═══ EXERCISE MATERIAL ═══

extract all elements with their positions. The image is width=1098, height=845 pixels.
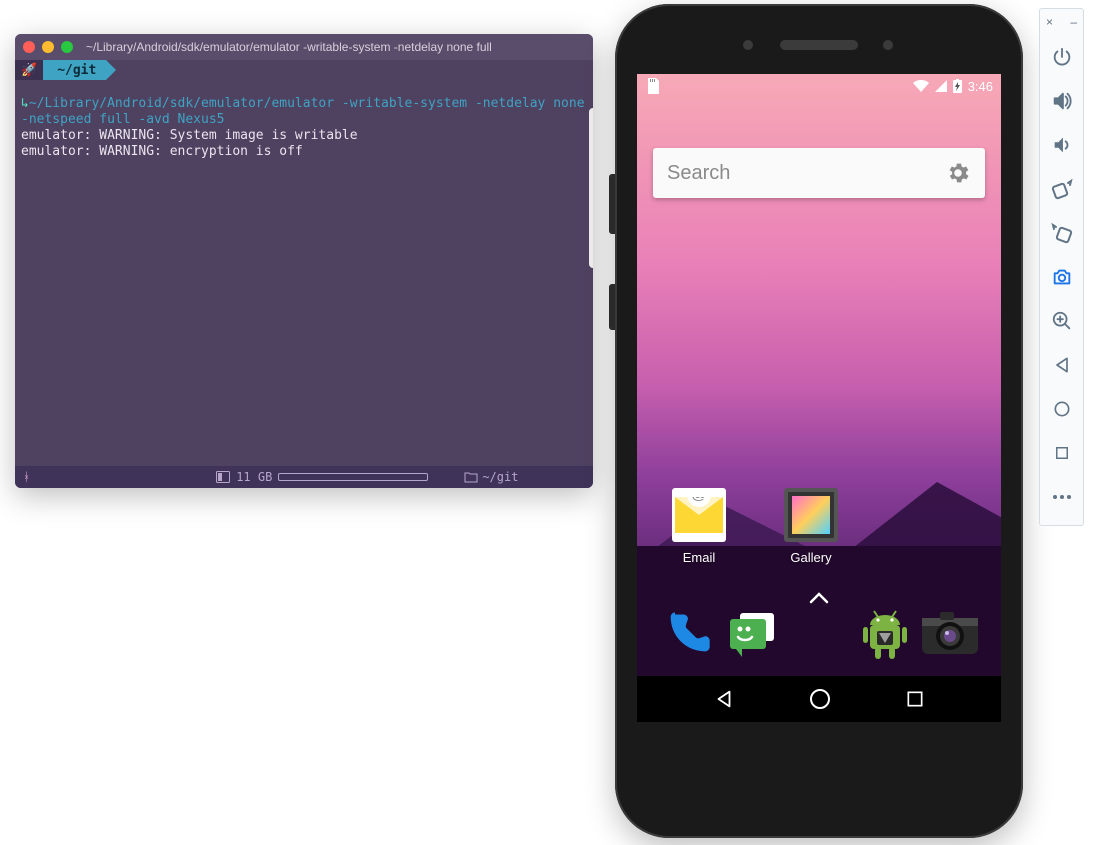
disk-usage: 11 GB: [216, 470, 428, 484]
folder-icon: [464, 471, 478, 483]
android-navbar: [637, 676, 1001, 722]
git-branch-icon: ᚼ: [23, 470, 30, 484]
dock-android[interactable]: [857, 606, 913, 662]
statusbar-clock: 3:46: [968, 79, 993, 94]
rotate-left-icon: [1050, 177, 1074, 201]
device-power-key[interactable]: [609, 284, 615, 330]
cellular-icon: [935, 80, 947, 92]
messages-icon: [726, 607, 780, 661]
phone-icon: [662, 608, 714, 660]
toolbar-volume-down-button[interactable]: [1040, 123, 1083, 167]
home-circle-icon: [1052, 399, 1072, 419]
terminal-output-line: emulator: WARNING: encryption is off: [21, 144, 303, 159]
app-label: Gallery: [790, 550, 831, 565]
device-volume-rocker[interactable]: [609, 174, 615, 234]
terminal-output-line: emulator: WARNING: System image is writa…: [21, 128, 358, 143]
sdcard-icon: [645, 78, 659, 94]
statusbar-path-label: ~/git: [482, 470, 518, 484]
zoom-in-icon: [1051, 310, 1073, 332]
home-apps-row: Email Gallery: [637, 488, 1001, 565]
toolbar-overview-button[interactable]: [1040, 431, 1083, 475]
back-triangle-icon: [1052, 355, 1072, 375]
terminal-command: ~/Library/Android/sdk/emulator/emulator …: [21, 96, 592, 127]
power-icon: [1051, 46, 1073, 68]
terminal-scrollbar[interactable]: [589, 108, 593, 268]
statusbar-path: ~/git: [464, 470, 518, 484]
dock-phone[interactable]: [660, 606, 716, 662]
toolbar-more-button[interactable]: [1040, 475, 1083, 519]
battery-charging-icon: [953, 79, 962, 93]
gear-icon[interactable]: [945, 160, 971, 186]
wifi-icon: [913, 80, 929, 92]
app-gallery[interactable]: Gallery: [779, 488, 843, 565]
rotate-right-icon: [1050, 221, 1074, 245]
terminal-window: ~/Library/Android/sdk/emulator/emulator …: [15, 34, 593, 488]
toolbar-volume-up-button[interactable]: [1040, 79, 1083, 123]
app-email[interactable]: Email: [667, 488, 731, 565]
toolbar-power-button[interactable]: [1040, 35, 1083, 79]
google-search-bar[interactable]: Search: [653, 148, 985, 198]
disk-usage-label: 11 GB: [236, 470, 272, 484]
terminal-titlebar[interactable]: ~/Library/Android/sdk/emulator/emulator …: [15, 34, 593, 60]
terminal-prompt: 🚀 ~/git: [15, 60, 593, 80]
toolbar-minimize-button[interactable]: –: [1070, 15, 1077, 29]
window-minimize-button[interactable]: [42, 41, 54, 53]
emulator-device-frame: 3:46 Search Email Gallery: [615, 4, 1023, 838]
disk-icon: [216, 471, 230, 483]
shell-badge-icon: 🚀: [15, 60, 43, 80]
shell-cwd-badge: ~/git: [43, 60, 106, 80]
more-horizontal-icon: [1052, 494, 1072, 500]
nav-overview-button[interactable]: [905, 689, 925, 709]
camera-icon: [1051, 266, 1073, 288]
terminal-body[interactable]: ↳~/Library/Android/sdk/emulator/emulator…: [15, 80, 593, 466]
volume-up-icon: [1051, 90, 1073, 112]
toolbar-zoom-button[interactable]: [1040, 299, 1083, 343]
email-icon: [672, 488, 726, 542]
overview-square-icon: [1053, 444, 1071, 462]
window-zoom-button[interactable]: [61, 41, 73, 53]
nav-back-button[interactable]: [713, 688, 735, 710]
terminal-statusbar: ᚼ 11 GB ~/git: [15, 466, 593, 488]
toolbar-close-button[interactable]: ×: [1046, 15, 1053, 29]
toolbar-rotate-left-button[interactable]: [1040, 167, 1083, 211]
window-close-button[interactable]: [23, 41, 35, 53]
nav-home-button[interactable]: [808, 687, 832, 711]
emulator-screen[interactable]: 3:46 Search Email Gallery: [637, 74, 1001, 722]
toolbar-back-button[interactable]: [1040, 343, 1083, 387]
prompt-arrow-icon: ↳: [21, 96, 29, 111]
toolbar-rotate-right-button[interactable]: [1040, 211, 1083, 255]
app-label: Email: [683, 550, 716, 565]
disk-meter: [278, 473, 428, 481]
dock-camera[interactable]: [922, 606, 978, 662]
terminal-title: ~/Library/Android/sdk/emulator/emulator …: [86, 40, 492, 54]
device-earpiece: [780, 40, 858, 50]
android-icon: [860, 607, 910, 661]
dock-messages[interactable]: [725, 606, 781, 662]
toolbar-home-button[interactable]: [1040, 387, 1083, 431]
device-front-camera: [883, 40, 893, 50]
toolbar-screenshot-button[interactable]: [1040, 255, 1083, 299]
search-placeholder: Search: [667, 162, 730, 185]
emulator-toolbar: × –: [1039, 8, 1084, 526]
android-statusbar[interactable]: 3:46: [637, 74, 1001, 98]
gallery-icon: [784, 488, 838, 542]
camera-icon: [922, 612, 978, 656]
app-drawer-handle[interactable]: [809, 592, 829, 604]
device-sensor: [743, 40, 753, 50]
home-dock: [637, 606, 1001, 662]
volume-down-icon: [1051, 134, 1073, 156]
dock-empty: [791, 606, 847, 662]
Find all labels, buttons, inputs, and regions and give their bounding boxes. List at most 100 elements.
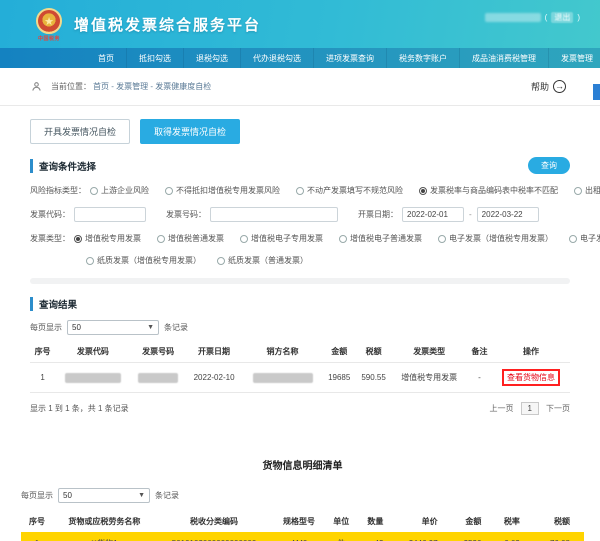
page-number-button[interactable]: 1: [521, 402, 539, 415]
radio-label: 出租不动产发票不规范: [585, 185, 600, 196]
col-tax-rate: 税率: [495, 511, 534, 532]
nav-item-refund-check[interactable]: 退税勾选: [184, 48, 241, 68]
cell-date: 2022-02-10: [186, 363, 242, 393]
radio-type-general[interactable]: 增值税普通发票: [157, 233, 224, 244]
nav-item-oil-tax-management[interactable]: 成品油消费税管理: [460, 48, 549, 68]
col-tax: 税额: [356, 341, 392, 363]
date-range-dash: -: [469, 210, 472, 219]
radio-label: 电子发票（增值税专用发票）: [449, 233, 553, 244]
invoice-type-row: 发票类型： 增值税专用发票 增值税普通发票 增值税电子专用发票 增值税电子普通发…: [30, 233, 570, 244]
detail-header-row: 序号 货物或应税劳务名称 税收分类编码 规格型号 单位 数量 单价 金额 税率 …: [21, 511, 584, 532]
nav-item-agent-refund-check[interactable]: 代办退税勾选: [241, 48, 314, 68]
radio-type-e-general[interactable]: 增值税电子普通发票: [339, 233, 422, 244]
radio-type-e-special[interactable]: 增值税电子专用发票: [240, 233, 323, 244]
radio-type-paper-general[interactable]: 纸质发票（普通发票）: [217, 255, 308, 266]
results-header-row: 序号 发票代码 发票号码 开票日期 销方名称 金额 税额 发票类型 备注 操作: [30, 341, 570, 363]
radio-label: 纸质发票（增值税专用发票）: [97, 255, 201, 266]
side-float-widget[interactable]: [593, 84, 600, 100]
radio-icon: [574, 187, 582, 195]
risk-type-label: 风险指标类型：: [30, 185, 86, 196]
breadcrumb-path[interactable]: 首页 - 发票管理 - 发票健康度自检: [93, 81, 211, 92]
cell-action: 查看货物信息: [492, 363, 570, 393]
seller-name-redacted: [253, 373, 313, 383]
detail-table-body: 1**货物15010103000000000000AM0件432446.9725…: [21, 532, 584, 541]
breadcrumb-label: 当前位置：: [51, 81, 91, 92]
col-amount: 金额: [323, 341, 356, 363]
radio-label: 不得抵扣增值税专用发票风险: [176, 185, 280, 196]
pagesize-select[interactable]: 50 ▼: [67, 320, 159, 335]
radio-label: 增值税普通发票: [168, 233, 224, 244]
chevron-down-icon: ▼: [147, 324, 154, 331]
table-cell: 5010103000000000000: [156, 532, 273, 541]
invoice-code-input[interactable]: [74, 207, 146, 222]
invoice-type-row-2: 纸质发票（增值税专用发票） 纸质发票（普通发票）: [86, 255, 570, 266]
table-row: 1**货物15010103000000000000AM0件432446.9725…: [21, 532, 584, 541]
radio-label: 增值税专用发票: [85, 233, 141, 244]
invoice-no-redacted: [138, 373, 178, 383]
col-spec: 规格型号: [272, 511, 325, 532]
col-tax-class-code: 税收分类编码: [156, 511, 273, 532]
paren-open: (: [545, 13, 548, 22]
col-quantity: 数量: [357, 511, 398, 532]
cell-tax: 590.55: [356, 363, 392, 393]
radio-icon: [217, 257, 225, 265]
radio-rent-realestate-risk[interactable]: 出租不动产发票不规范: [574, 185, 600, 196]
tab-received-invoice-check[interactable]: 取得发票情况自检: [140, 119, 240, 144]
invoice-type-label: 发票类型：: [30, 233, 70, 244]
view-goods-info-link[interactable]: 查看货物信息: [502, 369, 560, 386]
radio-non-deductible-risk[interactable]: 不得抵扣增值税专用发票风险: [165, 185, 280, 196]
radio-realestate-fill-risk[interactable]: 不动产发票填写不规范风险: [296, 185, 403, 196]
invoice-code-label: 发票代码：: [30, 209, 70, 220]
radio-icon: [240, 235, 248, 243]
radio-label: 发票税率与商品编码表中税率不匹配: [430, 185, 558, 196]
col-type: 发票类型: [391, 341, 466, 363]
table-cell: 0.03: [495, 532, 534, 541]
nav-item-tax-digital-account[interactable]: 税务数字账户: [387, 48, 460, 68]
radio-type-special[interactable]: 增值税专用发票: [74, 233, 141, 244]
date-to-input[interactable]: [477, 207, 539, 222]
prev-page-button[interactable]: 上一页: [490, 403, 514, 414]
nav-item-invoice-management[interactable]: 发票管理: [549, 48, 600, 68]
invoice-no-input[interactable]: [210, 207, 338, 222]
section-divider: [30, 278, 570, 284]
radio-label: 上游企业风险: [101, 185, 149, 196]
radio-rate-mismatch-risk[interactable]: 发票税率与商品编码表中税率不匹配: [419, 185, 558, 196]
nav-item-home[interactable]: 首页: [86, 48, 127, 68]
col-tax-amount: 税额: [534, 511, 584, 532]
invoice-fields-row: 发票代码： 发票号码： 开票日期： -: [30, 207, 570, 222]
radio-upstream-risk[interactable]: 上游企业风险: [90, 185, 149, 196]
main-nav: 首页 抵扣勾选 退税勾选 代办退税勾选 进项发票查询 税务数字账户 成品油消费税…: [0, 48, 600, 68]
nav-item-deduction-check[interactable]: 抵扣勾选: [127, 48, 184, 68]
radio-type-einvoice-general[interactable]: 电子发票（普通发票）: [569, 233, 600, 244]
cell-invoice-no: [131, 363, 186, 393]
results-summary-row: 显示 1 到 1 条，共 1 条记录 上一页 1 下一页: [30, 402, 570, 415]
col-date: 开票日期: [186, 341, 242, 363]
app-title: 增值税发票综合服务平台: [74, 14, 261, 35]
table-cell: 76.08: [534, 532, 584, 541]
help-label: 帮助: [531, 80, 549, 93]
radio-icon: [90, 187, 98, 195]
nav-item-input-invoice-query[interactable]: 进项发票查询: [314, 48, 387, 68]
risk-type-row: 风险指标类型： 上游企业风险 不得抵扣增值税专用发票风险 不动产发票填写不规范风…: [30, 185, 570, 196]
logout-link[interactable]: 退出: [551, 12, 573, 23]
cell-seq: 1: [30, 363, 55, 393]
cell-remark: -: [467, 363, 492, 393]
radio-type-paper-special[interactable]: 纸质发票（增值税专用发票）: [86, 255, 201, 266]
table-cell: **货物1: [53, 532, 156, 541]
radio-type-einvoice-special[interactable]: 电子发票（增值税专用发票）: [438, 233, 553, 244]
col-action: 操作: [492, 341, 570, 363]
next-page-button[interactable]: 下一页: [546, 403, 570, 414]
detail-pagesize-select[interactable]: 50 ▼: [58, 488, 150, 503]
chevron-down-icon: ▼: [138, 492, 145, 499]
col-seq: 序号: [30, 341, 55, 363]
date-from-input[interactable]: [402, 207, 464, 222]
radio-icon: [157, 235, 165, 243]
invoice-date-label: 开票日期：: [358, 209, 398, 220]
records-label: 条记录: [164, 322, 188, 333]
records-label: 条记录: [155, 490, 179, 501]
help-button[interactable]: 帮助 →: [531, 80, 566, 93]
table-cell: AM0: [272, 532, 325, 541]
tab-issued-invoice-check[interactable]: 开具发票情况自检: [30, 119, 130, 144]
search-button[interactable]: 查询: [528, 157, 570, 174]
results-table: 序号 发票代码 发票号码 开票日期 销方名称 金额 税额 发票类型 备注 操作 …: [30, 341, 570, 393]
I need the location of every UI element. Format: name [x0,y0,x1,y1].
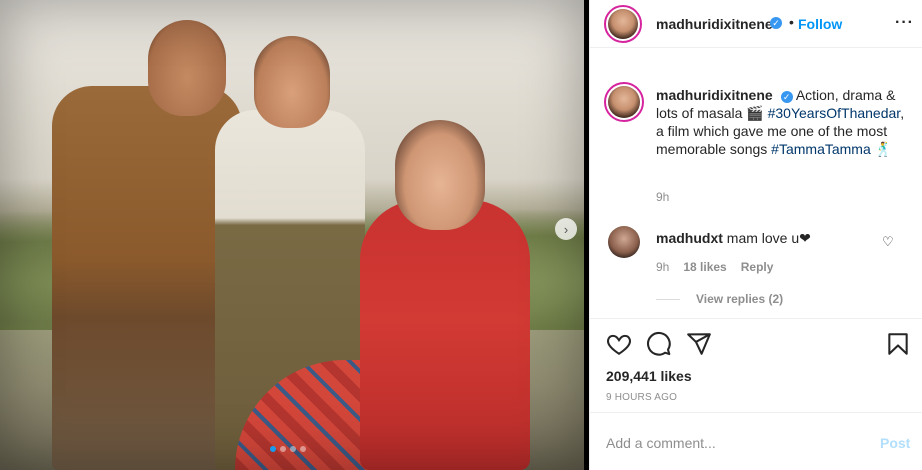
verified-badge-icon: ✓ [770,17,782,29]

═══

Tally the lines in the data above that contain the string "breadcrumb", treating uppercase and lowercase as different. Give only the number.

> **SOLVED PROBLEM**: 2